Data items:
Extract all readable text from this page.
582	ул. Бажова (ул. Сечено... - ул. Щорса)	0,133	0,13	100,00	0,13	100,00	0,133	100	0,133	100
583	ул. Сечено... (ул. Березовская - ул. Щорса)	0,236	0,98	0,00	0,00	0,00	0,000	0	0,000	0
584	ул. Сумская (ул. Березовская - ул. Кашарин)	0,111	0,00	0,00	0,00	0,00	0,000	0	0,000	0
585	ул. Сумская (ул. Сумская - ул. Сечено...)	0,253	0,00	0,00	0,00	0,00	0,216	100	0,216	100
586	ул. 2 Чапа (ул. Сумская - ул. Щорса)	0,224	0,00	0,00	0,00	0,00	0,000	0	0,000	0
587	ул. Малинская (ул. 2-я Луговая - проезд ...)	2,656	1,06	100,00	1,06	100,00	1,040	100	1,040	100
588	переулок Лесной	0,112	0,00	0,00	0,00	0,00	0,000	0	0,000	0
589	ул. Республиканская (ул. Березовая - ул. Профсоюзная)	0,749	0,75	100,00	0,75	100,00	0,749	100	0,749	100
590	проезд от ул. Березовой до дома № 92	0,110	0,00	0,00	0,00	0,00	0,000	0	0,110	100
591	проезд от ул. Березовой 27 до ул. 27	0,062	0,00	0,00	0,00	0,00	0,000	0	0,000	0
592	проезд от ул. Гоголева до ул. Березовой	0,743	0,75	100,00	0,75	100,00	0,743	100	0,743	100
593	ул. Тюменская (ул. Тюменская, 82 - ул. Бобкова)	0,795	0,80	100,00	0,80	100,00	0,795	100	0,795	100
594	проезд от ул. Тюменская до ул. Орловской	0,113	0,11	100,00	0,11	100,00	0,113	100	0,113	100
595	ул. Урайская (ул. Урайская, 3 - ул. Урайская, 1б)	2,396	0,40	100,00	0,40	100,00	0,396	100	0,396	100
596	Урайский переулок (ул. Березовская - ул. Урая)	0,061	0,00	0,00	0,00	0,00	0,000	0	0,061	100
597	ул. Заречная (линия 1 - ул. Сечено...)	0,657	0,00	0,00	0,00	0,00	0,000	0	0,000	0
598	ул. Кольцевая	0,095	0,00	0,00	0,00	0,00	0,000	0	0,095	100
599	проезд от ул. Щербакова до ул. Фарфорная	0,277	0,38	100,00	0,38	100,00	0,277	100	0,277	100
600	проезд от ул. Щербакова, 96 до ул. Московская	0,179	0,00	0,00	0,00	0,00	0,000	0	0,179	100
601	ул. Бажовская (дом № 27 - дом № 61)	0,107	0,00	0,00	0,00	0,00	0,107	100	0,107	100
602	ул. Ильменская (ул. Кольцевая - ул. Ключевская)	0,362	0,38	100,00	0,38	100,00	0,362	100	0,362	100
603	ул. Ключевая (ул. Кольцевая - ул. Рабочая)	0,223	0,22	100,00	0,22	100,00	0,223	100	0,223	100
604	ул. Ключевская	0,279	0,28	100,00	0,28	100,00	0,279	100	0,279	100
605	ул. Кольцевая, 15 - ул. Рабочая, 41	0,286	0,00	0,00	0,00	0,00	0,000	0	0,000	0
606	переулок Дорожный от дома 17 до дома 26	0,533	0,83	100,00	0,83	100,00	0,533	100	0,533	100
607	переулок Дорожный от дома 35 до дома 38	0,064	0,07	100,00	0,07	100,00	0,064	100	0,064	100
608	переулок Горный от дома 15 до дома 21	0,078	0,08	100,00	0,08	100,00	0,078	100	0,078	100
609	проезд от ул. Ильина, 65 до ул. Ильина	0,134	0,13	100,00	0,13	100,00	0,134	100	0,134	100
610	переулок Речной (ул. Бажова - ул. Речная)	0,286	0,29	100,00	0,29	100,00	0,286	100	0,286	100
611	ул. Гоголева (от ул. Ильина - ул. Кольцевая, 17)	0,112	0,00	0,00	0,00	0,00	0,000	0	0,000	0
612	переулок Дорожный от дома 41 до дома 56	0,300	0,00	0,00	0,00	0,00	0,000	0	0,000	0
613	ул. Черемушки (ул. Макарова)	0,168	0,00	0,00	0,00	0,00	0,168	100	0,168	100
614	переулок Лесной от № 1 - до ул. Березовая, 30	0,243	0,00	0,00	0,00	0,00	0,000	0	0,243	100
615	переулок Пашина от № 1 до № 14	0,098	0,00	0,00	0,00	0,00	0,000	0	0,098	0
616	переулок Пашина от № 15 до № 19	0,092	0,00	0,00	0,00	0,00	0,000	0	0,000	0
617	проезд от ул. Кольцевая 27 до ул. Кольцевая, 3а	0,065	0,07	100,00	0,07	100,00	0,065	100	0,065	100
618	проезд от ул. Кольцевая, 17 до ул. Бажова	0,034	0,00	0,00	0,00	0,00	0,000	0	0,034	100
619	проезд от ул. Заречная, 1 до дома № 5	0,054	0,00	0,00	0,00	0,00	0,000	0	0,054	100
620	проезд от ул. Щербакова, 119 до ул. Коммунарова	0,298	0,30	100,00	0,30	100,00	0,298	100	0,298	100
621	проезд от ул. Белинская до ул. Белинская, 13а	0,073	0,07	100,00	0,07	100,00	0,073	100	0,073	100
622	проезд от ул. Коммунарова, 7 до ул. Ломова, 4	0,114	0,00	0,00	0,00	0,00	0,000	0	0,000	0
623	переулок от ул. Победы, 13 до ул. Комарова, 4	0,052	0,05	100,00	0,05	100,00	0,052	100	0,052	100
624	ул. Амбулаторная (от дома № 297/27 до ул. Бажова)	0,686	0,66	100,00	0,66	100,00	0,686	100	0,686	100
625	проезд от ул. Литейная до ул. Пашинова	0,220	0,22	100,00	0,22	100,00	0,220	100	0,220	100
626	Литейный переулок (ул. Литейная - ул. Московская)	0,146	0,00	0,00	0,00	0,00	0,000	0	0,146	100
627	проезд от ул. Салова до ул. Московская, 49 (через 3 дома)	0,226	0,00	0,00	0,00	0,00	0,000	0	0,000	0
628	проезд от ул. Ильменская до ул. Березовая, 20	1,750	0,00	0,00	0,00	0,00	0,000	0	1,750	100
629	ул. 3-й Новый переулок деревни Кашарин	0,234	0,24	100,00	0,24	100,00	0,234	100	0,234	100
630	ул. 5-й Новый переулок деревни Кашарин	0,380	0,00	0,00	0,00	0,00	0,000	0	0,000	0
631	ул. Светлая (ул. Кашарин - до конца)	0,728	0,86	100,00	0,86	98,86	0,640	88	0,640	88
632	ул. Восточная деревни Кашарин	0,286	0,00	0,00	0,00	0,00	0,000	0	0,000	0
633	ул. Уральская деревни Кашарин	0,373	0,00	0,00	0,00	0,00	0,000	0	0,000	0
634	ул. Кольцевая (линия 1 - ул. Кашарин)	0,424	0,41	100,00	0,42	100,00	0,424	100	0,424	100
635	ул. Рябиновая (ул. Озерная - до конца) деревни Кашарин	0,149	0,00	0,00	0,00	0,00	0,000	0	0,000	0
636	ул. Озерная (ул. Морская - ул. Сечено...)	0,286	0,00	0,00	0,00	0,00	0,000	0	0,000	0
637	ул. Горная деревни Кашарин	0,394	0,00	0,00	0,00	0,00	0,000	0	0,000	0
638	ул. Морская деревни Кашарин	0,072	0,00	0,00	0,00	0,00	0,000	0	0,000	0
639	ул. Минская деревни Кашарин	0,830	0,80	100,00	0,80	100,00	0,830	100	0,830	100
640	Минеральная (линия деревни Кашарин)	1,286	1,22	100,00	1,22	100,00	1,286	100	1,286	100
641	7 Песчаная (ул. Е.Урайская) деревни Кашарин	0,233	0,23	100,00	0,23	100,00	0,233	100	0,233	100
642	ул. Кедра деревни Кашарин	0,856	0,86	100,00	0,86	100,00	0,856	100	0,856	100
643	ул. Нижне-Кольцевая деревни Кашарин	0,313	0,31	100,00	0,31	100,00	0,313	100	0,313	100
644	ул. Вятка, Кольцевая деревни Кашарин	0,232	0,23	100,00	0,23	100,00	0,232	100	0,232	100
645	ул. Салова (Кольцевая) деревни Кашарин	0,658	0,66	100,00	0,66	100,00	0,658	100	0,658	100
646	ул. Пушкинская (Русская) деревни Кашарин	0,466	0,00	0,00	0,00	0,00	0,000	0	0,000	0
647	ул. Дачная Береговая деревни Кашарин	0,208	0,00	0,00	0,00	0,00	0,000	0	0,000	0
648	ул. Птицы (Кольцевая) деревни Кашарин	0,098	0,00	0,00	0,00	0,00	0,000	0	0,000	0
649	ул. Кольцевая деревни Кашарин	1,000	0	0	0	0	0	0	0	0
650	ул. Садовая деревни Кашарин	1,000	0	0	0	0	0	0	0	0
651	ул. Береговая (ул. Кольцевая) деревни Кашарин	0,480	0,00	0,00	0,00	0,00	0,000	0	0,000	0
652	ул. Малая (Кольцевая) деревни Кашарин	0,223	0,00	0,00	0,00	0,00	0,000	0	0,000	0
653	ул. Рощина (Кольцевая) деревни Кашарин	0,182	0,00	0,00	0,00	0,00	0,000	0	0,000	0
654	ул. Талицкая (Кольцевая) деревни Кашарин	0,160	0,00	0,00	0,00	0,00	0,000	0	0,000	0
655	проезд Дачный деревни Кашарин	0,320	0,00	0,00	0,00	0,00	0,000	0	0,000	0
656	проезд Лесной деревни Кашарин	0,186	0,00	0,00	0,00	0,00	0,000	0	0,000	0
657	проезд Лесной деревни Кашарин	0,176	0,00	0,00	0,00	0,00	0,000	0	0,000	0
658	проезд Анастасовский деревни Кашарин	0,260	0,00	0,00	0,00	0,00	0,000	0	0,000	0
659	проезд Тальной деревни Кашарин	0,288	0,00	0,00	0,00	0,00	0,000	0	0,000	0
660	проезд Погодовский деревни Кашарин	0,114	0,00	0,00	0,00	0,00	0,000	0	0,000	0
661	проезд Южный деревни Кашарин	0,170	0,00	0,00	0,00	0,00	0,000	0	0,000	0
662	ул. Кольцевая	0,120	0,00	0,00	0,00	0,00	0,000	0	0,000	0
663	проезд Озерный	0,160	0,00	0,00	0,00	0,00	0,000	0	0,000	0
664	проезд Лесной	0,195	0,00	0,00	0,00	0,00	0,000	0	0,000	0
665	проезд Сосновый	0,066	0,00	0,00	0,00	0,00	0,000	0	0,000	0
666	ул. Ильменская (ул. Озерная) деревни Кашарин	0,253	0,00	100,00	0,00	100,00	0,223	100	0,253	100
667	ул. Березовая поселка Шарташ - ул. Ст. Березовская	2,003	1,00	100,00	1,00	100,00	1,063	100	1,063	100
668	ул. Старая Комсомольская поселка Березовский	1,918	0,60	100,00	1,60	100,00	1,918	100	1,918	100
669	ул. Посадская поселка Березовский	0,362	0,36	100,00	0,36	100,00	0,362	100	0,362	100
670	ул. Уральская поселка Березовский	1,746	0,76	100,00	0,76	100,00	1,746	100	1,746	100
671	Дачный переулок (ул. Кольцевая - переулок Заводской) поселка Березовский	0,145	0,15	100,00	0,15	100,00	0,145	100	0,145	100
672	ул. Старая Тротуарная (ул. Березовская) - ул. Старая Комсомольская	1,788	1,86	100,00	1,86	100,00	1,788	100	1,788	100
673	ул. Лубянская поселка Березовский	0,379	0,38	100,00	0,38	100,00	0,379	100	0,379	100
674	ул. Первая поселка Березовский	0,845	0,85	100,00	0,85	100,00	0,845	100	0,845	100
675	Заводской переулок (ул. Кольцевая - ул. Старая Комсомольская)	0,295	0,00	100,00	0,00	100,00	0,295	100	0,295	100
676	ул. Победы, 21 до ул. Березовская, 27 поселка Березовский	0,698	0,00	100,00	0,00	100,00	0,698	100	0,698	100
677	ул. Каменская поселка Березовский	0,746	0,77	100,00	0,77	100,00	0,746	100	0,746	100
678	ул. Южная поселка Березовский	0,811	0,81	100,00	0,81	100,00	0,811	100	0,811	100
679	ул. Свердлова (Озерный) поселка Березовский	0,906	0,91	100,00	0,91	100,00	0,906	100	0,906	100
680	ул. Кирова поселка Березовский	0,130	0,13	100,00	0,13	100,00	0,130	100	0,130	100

--

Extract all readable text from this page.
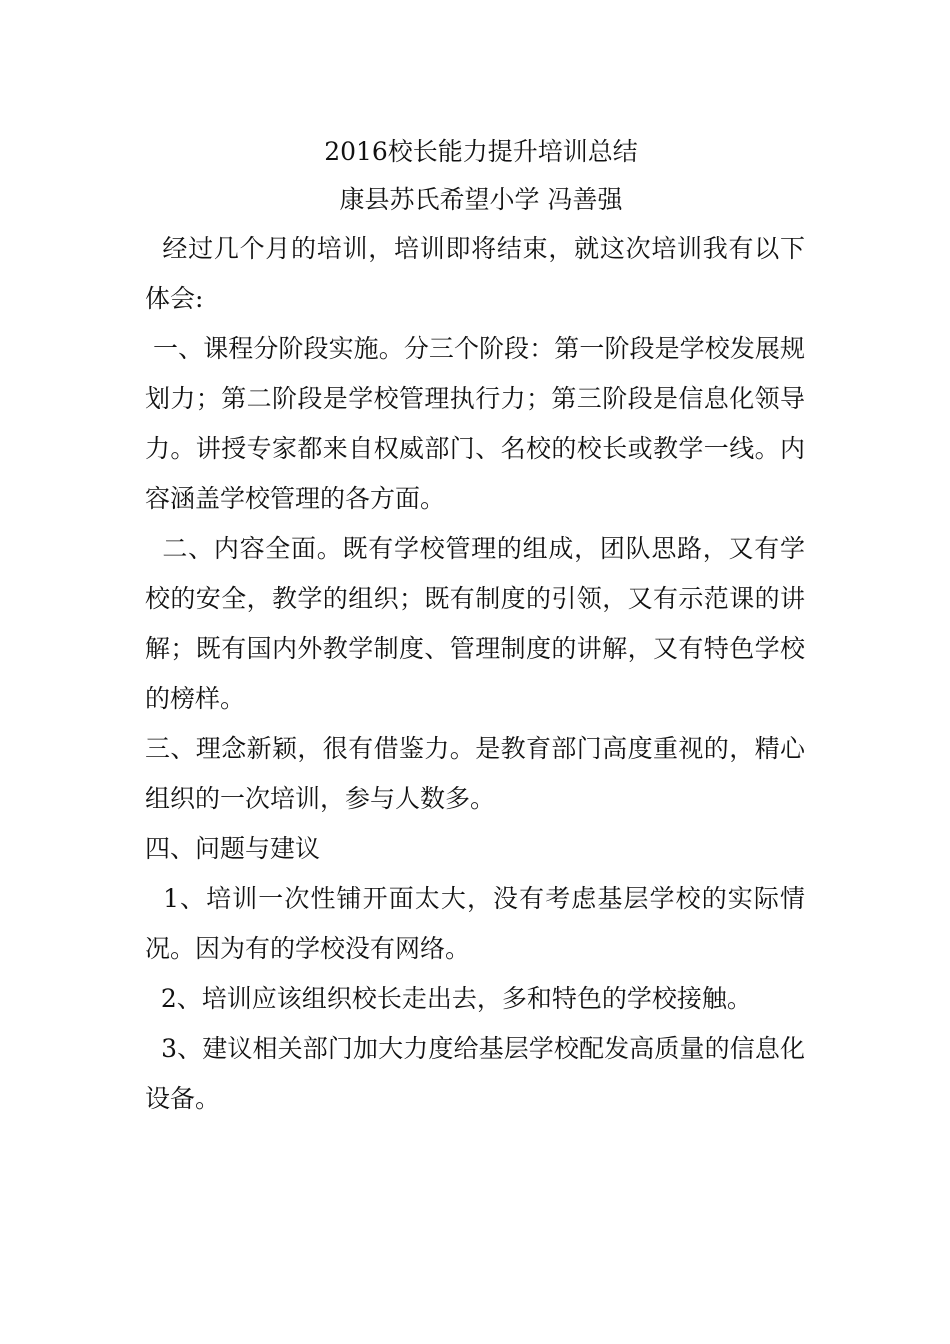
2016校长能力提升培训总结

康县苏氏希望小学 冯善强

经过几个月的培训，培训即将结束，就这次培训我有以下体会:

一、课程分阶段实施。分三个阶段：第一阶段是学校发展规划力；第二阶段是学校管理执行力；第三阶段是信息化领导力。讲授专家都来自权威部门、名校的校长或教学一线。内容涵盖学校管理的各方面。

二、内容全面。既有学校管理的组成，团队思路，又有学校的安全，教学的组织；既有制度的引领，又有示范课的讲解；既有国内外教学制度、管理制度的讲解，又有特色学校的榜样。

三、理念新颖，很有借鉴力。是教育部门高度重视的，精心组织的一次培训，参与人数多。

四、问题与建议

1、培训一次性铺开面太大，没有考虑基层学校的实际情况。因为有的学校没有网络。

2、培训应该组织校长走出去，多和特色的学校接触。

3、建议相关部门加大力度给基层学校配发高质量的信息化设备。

Problem:
Locate the word "конца" in the data above. Copy every line carrying it.

In response:
631	ул. Светлая (ул. Кашарин - до конца)	0,728	0,86	100,00	0,86	98,86	0,640	88	0,640	88
635	ул. Рябиновая (ул. Озерная - до конца) деревни Кашарин	0,149	0,00	0,00	0,00	0,00	0,000	0	0,000	0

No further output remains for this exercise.